Items from a figure collection:

************

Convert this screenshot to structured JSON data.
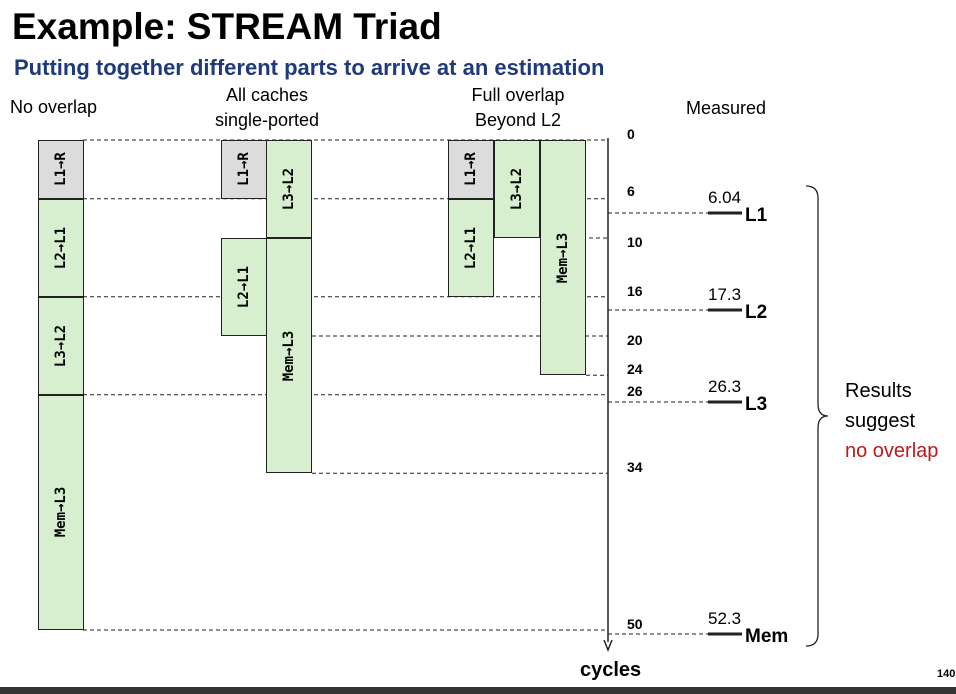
{
  "title": "Example: STREAM Triad",
  "subtitle": "Putting together different parts to arrive at an estimation",
  "headers": {
    "no_overlap": "No overlap",
    "single_ported_1": "All caches",
    "single_ported_2": "single-ported",
    "full_overlap_1": "Full overlap",
    "full_overlap_2": "Beyond L2",
    "measured": "Measured"
  },
  "blocks": [
    {
      "label": "L1→R",
      "start": 0,
      "end": 6,
      "column": "no_overlap",
      "color": "gray"
    },
    {
      "label": "L2→L1",
      "start": 6,
      "end": 16,
      "column": "no_overlap",
      "color": "green"
    },
    {
      "label": "L3→L2",
      "start": 16,
      "end": 26,
      "column": "no_overlap",
      "color": "green"
    },
    {
      "label": "Mem→L3",
      "start": 26,
      "end": 50,
      "column": "no_overlap",
      "color": "green"
    },
    {
      "label": "L1→R",
      "start": 0,
      "end": 6,
      "column": "sp_a",
      "color": "gray"
    },
    {
      "label": "L2→L1",
      "start": 10,
      "end": 20,
      "column": "sp_a",
      "color": "green"
    },
    {
      "label": "L3→L2",
      "start": 0,
      "end": 10,
      "column": "sp_b",
      "color": "green"
    },
    {
      "label": "Mem→L3",
      "start": 10,
      "end": 34,
      "column": "sp_b",
      "color": "green"
    },
    {
      "label": "L1→R",
      "start": 0,
      "end": 6,
      "column": "fo_a",
      "color": "gray"
    },
    {
      "label": "L2→L1",
      "start": 6,
      "end": 16,
      "column": "fo_a",
      "color": "green"
    },
    {
      "label": "L3→L2",
      "start": 0,
      "end": 10,
      "column": "fo_b",
      "color": "green"
    },
    {
      "label": "Mem→L3",
      "start": 0,
      "end": 24,
      "column": "fo_c",
      "color": "green"
    }
  ],
  "axis_ticks": [
    "0",
    "6",
    "10",
    "16",
    "20",
    "24",
    "26",
    "34",
    "50"
  ],
  "axis_label": "cycles",
  "measured": [
    {
      "value": "6.04",
      "level": "L1",
      "cycles": 6.04
    },
    {
      "value": "17.3",
      "level": "L2",
      "cycles": 17.3
    },
    {
      "value": "26.3",
      "level": "L3",
      "cycles": 26.3
    },
    {
      "value": "52.3",
      "level": "Mem",
      "cycles": 52.3
    }
  ],
  "conclusion": {
    "line1": "Results",
    "line2": "suggest",
    "line3": "no overlap"
  },
  "page_number": "140",
  "colors": {
    "gray_block": "#dcdcdc",
    "green_block": "#d8efcf",
    "subtitle": "#1f3a7a",
    "highlight": "#c0181a"
  }
}
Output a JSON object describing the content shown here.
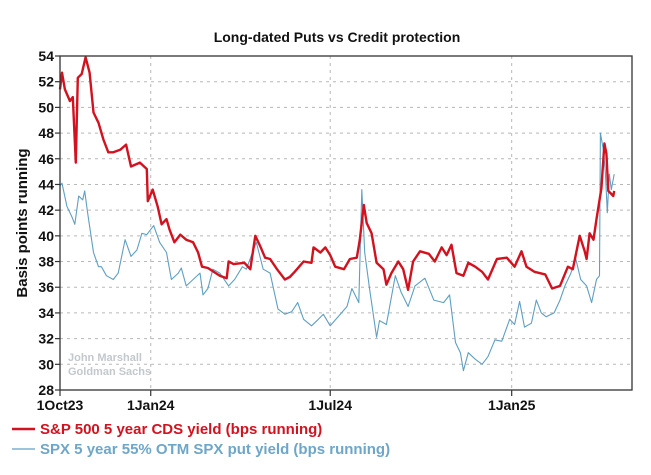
{
  "chart_data": {
    "type": "line",
    "title": "Long-dated Puts vs Credit protection",
    "xlabel": "",
    "ylabel": "Basis points running",
    "x_unit": "days since 1Oct23",
    "xlim": [
      0,
      580
    ],
    "ylim": [
      28,
      54
    ],
    "yticks": [
      28,
      30,
      32,
      34,
      36,
      38,
      40,
      42,
      44,
      46,
      48,
      50,
      52,
      54
    ],
    "xticks": [
      {
        "label": "1Oct23",
        "value": 0
      },
      {
        "label": "1Jan24",
        "value": 92
      },
      {
        "label": "1Jul24",
        "value": 274
      },
      {
        "label": "1Jan25",
        "value": 458
      }
    ],
    "grid": true,
    "legend_position": "bottom-left",
    "watermark": [
      "John Marshall",
      "Goldman Sachs"
    ],
    "series": [
      {
        "name": "S&P 500 5 year CDS yield (bps running)",
        "color": "#d2121f",
        "x": [
          0,
          2,
          5,
          10,
          13,
          16,
          18,
          22,
          26,
          30,
          34,
          39,
          44,
          49,
          54,
          61,
          67,
          72,
          81,
          88,
          89,
          94,
          99,
          103,
          108,
          111,
          116,
          122,
          128,
          135,
          140,
          144,
          150,
          162,
          169,
          171,
          176,
          187,
          193,
          198,
          203,
          208,
          213,
          220,
          228,
          233,
          238,
          247,
          255,
          257,
          264,
          269,
          274,
          279,
          288,
          294,
          301,
          304,
          308,
          311,
          316,
          321,
          328,
          331,
          336,
          343,
          348,
          353,
          358,
          365,
          374,
          380,
          387,
          392,
          397,
          402,
          409,
          414,
          421,
          428,
          434,
          443,
          453,
          461,
          468,
          473,
          481,
          492,
          499,
          507,
          515,
          520,
          527,
          532,
          534,
          537,
          541,
          544,
          549,
          552,
          554,
          556,
          561,
          562
        ],
        "y": [
          51.4,
          52.7,
          51.4,
          50.5,
          50.8,
          45.7,
          52.3,
          52.6,
          53.9,
          52.7,
          49.6,
          48.8,
          47.5,
          46.5,
          46.5,
          46.7,
          47.1,
          45.4,
          45.7,
          45.2,
          42.7,
          43.6,
          42.3,
          40.9,
          41.3,
          40.5,
          39.5,
          40.1,
          39.7,
          39.5,
          38.7,
          37.6,
          37.5,
          36.9,
          36.7,
          38.0,
          37.8,
          37.9,
          37.4,
          40.0,
          39.2,
          38.3,
          38.2,
          37.4,
          36.6,
          36.8,
          37.2,
          38.0,
          37.9,
          39.1,
          38.7,
          39.1,
          38.5,
          37.6,
          37.4,
          38.2,
          38.3,
          39.7,
          42.4,
          41.0,
          40.2,
          37.9,
          37.4,
          36.2,
          37.1,
          38.0,
          37.4,
          35.8,
          38.0,
          38.8,
          38.6,
          38.0,
          39.1,
          38.5,
          39.3,
          37.1,
          36.9,
          37.9,
          37.6,
          37.2,
          36.6,
          38.2,
          38.3,
          37.6,
          38.8,
          37.6,
          37.2,
          37.0,
          35.9,
          36.1,
          37.6,
          37.4,
          40.0,
          38.8,
          38.2,
          40.2,
          39.7,
          41.3,
          43.7,
          47.2,
          46.4,
          43.5,
          43.1,
          43.5
        ]
      },
      {
        "name": "SPX 5 year 55% OTM SPX put yield (bps running)",
        "color": "#5f9fc2",
        "x": [
          0,
          2,
          7,
          12,
          15,
          19,
          23,
          25,
          28,
          34,
          39,
          42,
          47,
          54,
          59,
          66,
          72,
          78,
          83,
          88,
          95,
          101,
          108,
          113,
          120,
          123,
          128,
          135,
          142,
          145,
          150,
          155,
          162,
          171,
          177,
          185,
          189,
          196,
          199,
          206,
          213,
          221,
          228,
          235,
          241,
          247,
          255,
          262,
          267,
          274,
          282,
          291,
          296,
          303,
          306,
          309,
          314,
          321,
          324,
          331,
          340,
          346,
          353,
          360,
          370,
          379,
          389,
          395,
          401,
          406,
          409,
          414,
          421,
          428,
          434,
          441,
          448,
          456,
          461,
          466,
          471,
          478,
          483,
          488,
          493,
          501,
          507,
          512,
          518,
          523,
          528,
          534,
          539,
          544,
          547,
          548,
          551,
          553,
          555,
          557,
          559,
          562
        ],
        "y": [
          43.9,
          44.1,
          42.3,
          41.5,
          40.9,
          43.1,
          42.8,
          43.5,
          41.8,
          38.7,
          37.6,
          37.6,
          36.9,
          36.6,
          37.1,
          39.7,
          38.4,
          38.9,
          40.2,
          40.1,
          40.8,
          39.5,
          38.7,
          36.6,
          37.1,
          37.5,
          36.1,
          36.6,
          37.1,
          35.4,
          35.9,
          37.4,
          37.1,
          36.1,
          36.6,
          37.6,
          37.4,
          38.9,
          39.5,
          37.4,
          37.1,
          34.3,
          33.9,
          34.1,
          34.8,
          33.5,
          33.0,
          33.5,
          33.9,
          33.0,
          33.7,
          34.5,
          35.9,
          34.8,
          43.6,
          38.7,
          35.8,
          32.1,
          33.4,
          33.1,
          36.9,
          35.6,
          34.5,
          36.1,
          36.7,
          35.0,
          34.8,
          35.4,
          31.7,
          30.9,
          29.5,
          30.9,
          30.4,
          30.0,
          30.6,
          31.9,
          31.8,
          33.5,
          33.1,
          34.9,
          32.9,
          33.2,
          35.0,
          34.0,
          33.7,
          34.0,
          35.0,
          36.1,
          37.1,
          38.2,
          36.6,
          36.1,
          34.8,
          36.6,
          36.9,
          48.0,
          46.7,
          44.9,
          41.8,
          44.8,
          43.6,
          44.8
        ]
      }
    ]
  }
}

************

Exercise objective: Go through the records above and copy every line with the word "name".

Output for this task:
        "name": "S&P 500 5 year CDS yield (bps running)",
        "name": "SPX 5 year 55% OTM SPX put yield (bps running)",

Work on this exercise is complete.